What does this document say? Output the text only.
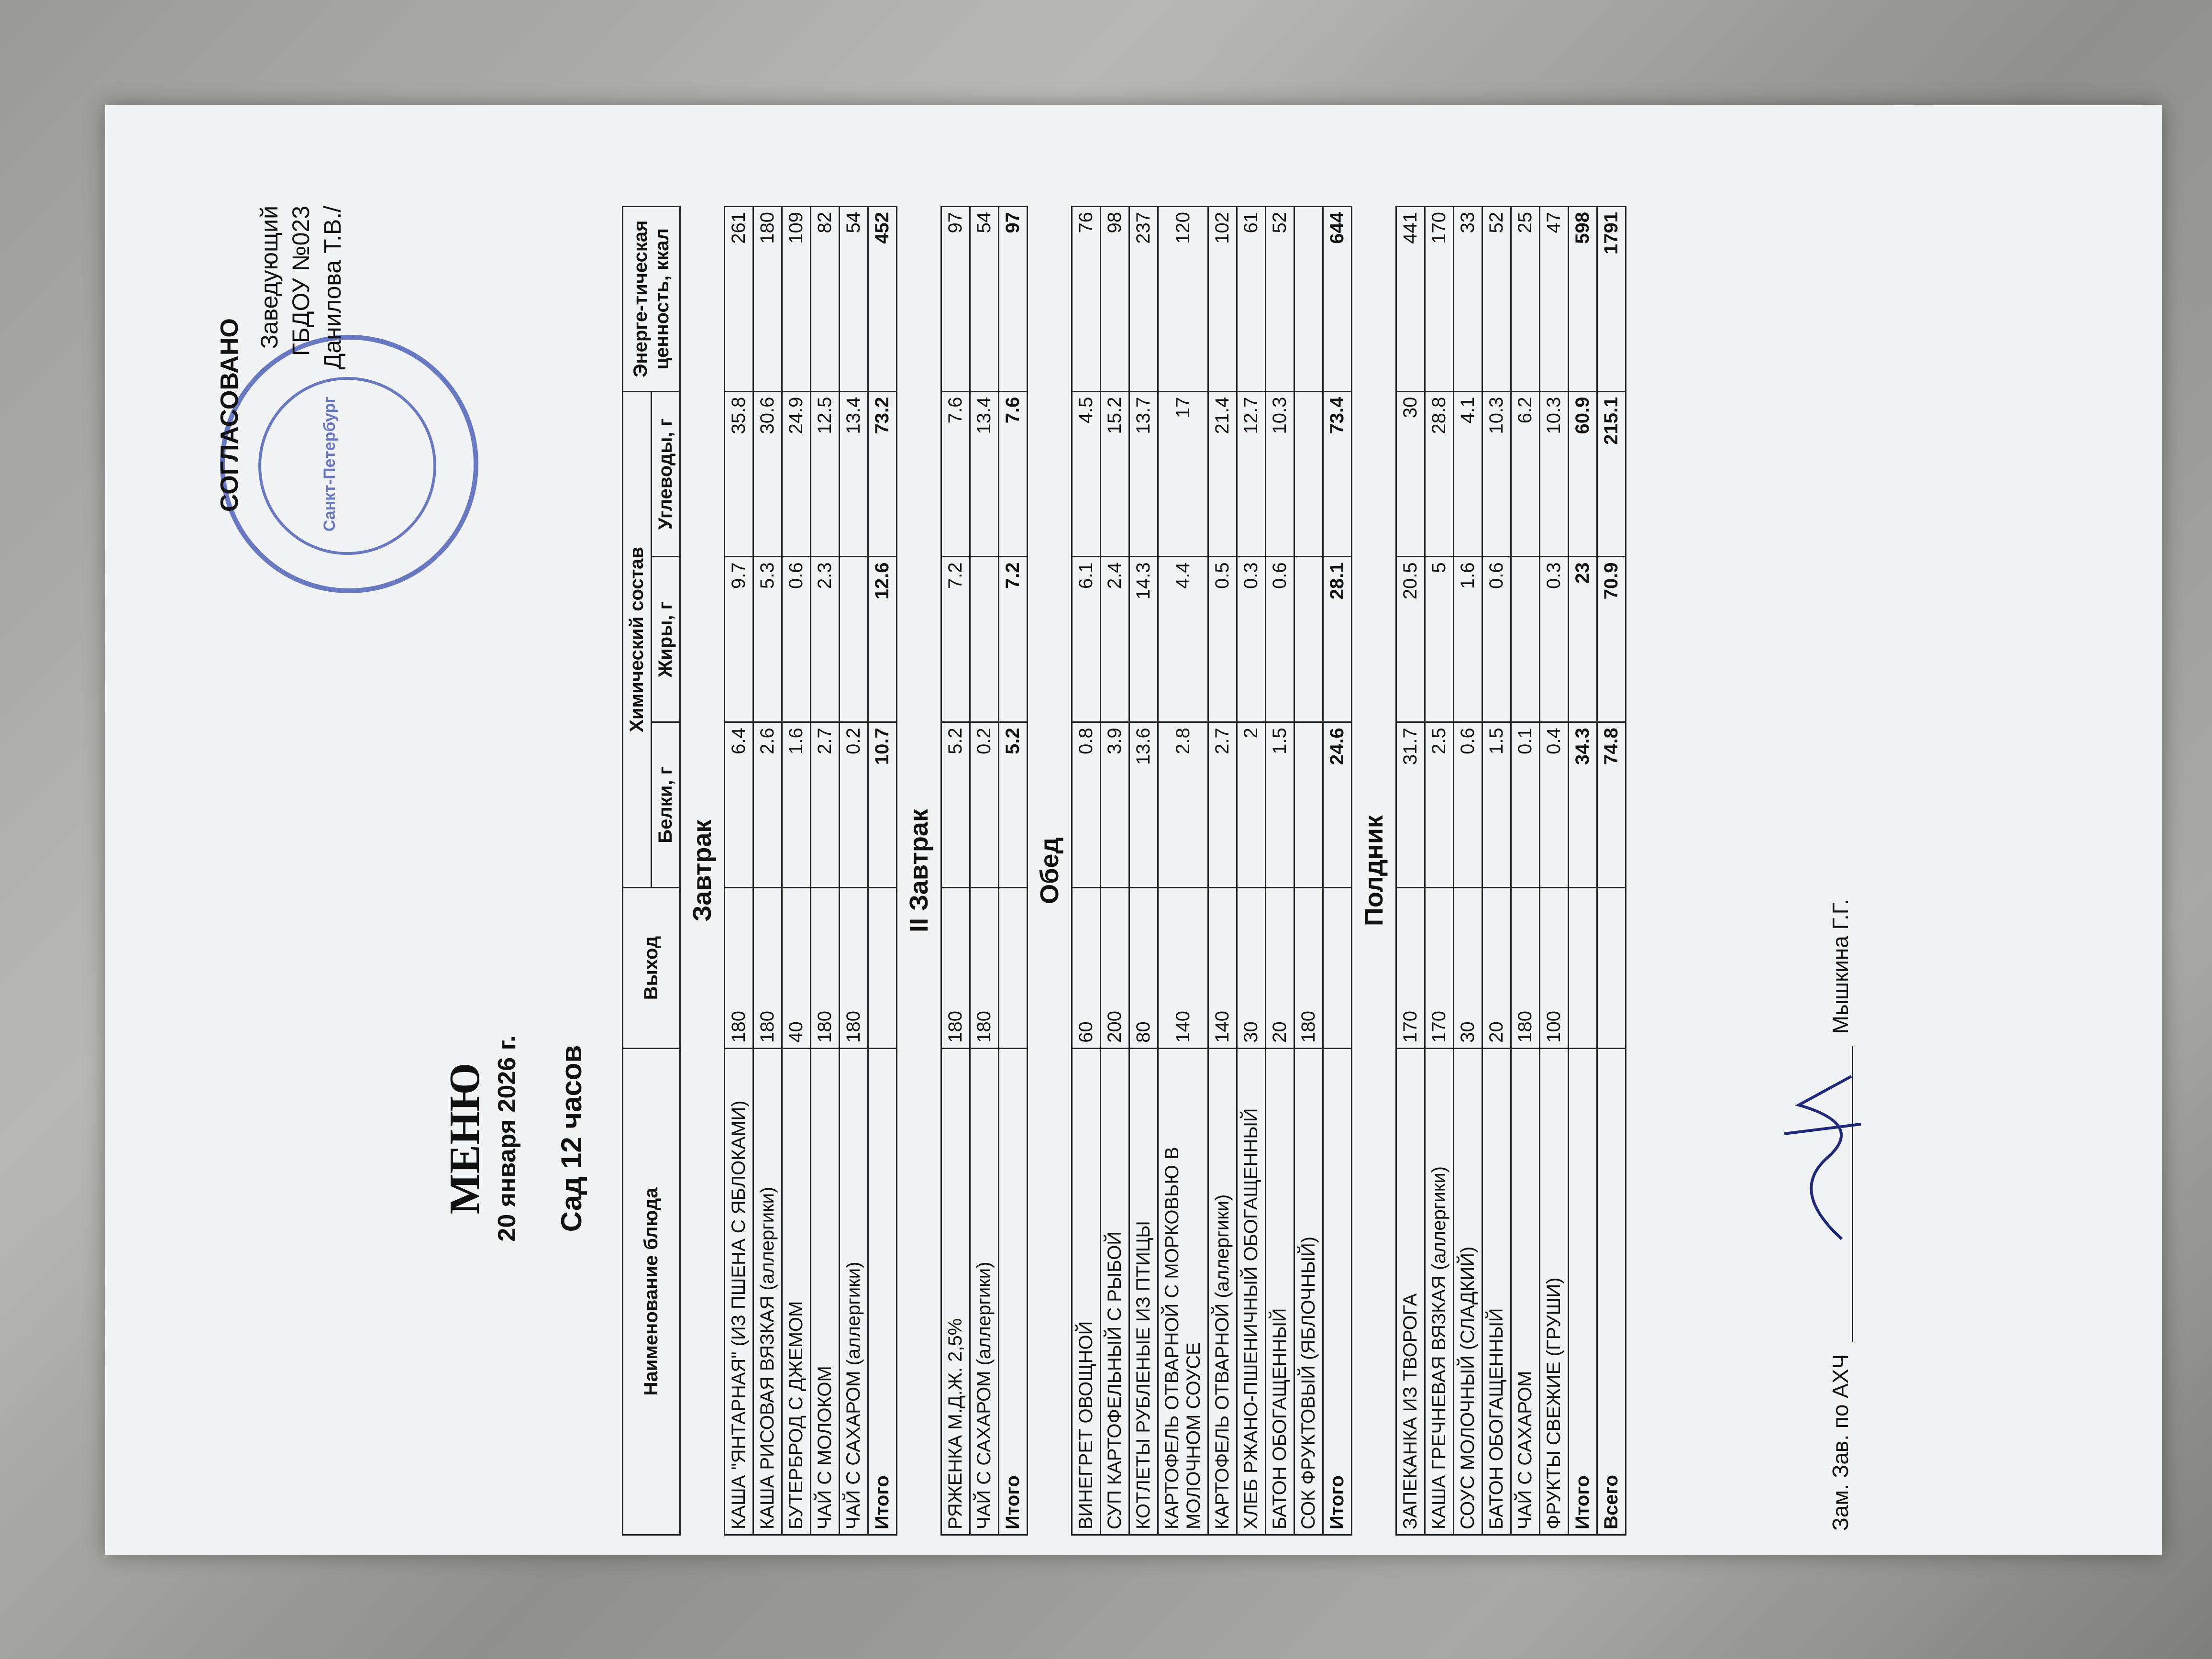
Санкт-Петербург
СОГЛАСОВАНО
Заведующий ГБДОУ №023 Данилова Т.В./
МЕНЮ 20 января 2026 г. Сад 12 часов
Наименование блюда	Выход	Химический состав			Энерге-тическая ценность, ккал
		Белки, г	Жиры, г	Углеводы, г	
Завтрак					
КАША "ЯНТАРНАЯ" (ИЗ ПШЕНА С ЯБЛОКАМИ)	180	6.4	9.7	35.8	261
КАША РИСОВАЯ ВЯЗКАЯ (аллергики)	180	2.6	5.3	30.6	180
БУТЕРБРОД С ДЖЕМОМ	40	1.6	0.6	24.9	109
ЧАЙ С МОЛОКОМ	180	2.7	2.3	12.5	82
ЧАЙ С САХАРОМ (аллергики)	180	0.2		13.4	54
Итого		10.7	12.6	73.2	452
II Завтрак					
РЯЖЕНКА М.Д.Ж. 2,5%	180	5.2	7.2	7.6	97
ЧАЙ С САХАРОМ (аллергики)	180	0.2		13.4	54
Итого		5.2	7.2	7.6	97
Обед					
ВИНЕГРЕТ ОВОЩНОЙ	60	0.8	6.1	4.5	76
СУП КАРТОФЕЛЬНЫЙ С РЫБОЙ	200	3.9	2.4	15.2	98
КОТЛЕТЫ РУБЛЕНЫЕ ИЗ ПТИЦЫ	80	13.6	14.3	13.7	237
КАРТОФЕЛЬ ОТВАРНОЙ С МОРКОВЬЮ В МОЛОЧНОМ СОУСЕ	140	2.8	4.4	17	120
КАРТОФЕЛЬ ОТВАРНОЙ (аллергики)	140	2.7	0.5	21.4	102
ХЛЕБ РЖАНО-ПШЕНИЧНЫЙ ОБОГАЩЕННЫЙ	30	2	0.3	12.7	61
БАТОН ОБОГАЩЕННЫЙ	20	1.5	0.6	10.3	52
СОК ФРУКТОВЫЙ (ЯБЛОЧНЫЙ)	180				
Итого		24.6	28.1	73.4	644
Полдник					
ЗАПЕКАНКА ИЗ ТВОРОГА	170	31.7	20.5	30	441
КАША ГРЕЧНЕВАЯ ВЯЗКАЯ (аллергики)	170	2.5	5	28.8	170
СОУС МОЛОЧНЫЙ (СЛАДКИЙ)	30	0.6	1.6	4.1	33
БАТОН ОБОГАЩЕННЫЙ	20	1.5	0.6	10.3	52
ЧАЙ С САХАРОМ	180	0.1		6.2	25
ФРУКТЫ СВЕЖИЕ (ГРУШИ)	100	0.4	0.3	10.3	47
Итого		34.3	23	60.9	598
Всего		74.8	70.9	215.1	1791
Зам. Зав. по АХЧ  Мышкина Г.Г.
══════════════════════════════
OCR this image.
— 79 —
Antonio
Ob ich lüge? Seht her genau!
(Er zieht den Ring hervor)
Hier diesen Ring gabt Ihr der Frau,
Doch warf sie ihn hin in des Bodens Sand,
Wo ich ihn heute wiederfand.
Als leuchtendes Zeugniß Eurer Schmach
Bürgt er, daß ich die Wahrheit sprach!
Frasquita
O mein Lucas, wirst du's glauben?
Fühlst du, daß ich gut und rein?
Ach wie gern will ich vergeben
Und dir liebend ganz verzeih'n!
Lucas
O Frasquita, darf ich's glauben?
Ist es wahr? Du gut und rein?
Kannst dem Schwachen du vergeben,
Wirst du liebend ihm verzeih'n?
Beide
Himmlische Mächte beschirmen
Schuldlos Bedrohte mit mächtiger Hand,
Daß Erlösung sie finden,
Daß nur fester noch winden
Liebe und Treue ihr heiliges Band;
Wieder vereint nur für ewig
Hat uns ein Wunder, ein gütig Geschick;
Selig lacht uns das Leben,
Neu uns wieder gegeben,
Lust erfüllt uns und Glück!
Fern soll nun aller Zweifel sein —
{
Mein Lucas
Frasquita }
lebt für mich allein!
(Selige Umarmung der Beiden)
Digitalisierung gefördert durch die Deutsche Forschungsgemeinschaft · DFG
══════════════════════════════
Direction: Say how many lines in the listing above include "Frasquita". Give nothing but the number.

Written response: 3